> _EXERCISE INSTRUCTIONS_
Write out every single entry exactly.

> _LISTED RECORDS_
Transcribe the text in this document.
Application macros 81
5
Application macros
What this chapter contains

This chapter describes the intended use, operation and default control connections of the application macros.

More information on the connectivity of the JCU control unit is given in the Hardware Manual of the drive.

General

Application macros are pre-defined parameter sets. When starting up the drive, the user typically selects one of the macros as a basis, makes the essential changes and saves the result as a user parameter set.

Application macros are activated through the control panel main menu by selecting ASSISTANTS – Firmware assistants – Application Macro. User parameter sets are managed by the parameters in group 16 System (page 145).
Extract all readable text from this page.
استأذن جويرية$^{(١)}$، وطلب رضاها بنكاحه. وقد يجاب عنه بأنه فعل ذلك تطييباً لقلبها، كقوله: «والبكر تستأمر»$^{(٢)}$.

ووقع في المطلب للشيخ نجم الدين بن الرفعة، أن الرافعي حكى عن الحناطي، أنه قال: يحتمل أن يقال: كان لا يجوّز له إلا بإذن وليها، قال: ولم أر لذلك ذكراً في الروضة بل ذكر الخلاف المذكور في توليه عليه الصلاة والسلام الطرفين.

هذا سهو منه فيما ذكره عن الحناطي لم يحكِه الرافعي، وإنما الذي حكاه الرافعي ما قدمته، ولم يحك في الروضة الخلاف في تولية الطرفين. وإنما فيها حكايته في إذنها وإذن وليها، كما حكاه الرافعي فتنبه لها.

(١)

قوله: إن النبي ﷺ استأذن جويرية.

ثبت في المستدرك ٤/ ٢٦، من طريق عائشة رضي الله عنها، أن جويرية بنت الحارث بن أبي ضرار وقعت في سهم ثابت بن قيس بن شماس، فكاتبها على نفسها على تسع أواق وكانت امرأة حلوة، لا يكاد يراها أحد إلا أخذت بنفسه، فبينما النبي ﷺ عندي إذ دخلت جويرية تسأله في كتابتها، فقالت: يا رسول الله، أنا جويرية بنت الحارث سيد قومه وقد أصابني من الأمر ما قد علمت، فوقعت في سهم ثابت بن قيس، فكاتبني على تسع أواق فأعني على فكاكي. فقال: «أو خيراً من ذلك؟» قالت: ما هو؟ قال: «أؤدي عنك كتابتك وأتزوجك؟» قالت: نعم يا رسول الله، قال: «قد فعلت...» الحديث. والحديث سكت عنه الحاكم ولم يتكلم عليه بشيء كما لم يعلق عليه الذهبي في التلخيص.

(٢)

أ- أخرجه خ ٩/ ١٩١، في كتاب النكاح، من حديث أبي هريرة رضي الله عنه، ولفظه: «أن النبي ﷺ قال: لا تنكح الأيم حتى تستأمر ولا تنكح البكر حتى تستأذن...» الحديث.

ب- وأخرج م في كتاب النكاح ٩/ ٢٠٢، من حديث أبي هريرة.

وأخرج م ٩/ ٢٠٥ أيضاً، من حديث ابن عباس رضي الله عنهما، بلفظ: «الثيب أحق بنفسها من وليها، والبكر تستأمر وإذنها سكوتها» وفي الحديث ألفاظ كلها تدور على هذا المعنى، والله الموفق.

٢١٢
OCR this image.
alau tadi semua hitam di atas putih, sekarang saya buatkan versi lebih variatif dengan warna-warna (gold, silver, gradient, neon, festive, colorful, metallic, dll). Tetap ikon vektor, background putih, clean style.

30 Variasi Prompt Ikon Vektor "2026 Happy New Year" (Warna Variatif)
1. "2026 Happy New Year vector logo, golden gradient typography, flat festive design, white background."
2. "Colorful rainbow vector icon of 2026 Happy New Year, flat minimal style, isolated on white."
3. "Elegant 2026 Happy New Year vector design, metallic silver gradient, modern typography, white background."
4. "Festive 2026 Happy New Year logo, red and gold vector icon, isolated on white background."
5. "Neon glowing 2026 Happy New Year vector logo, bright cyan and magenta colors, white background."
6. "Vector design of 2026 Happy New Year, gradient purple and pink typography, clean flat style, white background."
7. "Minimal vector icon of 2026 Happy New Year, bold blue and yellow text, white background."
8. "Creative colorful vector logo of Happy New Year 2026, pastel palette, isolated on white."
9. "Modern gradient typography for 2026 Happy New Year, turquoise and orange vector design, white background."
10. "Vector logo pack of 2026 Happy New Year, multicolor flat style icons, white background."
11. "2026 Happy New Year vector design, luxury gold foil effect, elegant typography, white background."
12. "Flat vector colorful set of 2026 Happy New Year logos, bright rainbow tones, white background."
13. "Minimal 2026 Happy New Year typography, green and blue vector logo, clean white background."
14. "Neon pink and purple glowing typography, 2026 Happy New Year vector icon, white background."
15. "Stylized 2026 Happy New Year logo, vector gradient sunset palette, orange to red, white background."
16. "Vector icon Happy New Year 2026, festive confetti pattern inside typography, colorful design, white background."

> _ANSWER TO THE EXERCISE_
Transcribe the text in this document.
Application macros 81
5
Application macros
What this chapter contains

This chapter describes the intended use, operation and default control connections of the application macros.

More information on the connectivity of the JCU control unit is given in the Hardware Manual of the drive.

General

Application macros are pre-defined parameter sets. When starting up the drive, the user typically selects one of the macros as a basis, makes the essential changes and saves the result as a user parameter set.

Application macros are activated through the control panel main menu by selecting ASSISTANTS – Firmware assistants – Application Macro. User parameter sets are managed by the parameters in group 16 System (page 145).
Extract all readable text from this page.
استأذن جويرية$^{(١)}$، وطلب رضاها بنكاحه. وقد يجاب عنه بأنه فعل ذلك تطييباً لقلبها، كقوله: «والبكر تستأمر»$^{(٢)}$.

ووقع في المطلب للشيخ نجم الدين بن الرفعة، أن الرافعي حكى عن الحناطي، أنه قال: يحتمل أن يقال: كان لا يجوّز له إلا بإذن وليها، قال: ولم أر لذلك ذكراً في الروضة بل ذكر الخلاف المذكور في توليه عليه الصلاة والسلام الطرفين.

هذا سهو منه فيما ذكره عن الحناطي لم يحكِه الرافعي، وإنما الذي حكاه الرافعي ما قدمته، ولم يحك في الروضة الخلاف في تولية الطرفين. وإنما فيها حكايته في إذنها وإذن وليها، كما حكاه الرافعي فتنبه لها.

(١)

قوله: إن النبي ﷺ استأذن جويرية.

ثبت في المستدرك ٤/ ٢٦، من طريق عائشة رضي الله عنها، أن جويرية بنت الحارث بن أبي ضرار وقعت في سهم ثابت بن قيس بن شماس، فكاتبها على نفسها على تسع أواق وكانت امرأة حلوة، لا يكاد يراها أحد إلا أخذت بنفسه، فبينما النبي ﷺ عندي إذ دخلت جويرية تسأله في كتابتها، فقالت: يا رسول الله، أنا جويرية بنت الحارث سيد قومه وقد أصابني من الأمر ما قد علمت، فوقعت في سهم ثابت بن قيس، فكاتبني على تسع أواق فأعني على فكاكي. فقال: «أو خيراً من ذلك؟» قالت: ما هو؟ قال: «أؤدي عنك كتابتك وأتزوجك؟» قالت: نعم يا رسول الله، قال: «قد فعلت...» الحديث. والحديث سكت عنه الحاكم ولم يتكلم عليه بشيء كما لم يعلق عليه الذهبي في التلخيص.

(٢)

أ- أخرجه خ ٩/ ١٩١، في كتاب النكاح، من حديث أبي هريرة رضي الله عنه، ولفظه: «أن النبي ﷺ قال: لا تنكح الأيم حتى تستأمر ولا تنكح البكر حتى تستأذن...» الحديث.

ب- وأخرج م في كتاب النكاح ٩/ ٢٠٢، من حديث أبي هريرة.

وأخرج م ٩/ ٢٠٥ أيضاً، من حديث ابن عباس رضي الله عنهما، بلفظ: «الثيب أحق بنفسها من وليها، والبكر تستأمر وإذنها سكوتها» وفي الحديث ألفاظ كلها تدور على هذا المعنى، والله الموفق.

٢١٢
OCR this image.
alau tadi semua hitam di atas putih, sekarang saya buatkan versi lebih variatif dengan warna-warna (gold, silver, gradient, neon, festive, colorful, metallic, dll). Tetap ikon vektor, background putih, clean style.

30 Variasi Prompt Ikon Vektor "2026 Happy New Year" (Warna Variatif)
1. "2026 Happy New Year vector logo, golden gradient typography, flat festive design, white background."
2. "Colorful rainbow vector icon of 2026 Happy New Year, flat minimal style, isolated on white."
3. "Elegant 2026 Happy New Year vector design, metallic silver gradient, modern typography, white background."
4. "Festive 2026 Happy New Year logo, red and gold vector icon, isolated on white background."
5. "Neon glowing 2026 Happy New Year vector logo, bright cyan and magenta colors, white background."
6. "Vector design of 2026 Happy New Year, gradient purple and pink typography, clean flat style, white background."
7. "Minimal vector icon of 2026 Happy New Year, bold blue and yellow text, white background."
8. "Creative colorful vector logo of Happy New Year 2026, pastel palette, isolated on white."
9. "Modern gradient typography for 2026 Happy New Year, turquoise and orange vector design, white background."
10. "Vector logo pack of 2026 Happy New Year, multicolor flat style icons, white background."
11. "2026 Happy New Year vector design, luxury gold foil effect, elegant typography, white background."
12. "Flat vector colorful set of 2026 Happy New Year logos, bright rainbow tones, white background."
13. "Minimal 2026 Happy New Year typography, green and blue vector logo, clean white background."
14. "Neon pink and purple glowing typography, 2026 Happy New Year vector icon, white background."
15. "Stylized 2026 Happy New Year logo, vector gradient sunset palette, orange to red, white background."
16. "Vector icon Happy New Year 2026, festive confetti pattern inside typography, colorful design, white background."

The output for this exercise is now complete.